* _JOB_:
Only the number is wanted: count the lines in the data with "consegna" in them.

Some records
________________________________________
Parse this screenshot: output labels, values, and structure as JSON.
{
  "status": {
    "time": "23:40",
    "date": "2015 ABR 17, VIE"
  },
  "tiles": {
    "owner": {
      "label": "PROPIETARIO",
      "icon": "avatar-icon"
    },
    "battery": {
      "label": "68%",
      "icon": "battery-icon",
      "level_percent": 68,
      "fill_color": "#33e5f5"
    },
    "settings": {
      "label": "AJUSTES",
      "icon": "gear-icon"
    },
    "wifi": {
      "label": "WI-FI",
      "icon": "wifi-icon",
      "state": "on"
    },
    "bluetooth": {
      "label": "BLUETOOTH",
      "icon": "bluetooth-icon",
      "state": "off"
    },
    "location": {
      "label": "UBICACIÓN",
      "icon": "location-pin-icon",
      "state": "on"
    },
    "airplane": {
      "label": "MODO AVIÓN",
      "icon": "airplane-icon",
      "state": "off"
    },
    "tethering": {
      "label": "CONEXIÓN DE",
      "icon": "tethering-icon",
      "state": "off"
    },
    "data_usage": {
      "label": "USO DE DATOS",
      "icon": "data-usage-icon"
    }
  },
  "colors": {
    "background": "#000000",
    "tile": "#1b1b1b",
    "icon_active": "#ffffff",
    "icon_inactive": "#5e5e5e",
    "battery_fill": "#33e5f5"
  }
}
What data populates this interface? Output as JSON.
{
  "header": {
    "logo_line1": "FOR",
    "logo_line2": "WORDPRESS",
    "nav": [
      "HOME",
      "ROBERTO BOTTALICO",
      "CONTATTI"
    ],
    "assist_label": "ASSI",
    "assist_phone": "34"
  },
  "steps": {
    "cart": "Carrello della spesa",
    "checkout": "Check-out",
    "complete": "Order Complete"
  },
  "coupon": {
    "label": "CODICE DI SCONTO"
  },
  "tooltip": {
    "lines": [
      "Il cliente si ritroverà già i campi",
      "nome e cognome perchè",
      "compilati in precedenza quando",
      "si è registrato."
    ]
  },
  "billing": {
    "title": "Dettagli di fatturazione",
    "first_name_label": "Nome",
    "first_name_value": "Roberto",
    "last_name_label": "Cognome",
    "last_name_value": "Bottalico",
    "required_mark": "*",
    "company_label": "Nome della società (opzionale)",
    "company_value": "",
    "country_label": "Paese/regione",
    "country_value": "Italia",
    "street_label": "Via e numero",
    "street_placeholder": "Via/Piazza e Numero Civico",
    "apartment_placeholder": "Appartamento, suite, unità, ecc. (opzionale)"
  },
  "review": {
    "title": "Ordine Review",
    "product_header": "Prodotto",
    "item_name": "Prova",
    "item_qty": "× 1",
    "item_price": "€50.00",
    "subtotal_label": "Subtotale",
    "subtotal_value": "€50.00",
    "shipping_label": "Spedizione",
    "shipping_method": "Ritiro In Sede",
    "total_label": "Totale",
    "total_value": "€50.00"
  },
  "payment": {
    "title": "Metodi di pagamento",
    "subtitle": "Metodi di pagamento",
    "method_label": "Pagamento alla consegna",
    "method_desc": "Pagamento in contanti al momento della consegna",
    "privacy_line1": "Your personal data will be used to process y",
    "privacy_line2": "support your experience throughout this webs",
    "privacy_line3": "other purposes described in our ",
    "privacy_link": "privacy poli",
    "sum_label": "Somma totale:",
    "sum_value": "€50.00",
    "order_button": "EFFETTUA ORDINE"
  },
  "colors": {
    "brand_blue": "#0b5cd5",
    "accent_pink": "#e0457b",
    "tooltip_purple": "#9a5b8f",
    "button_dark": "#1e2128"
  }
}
________________________________________
* _EXERCISE ANSWER_:
2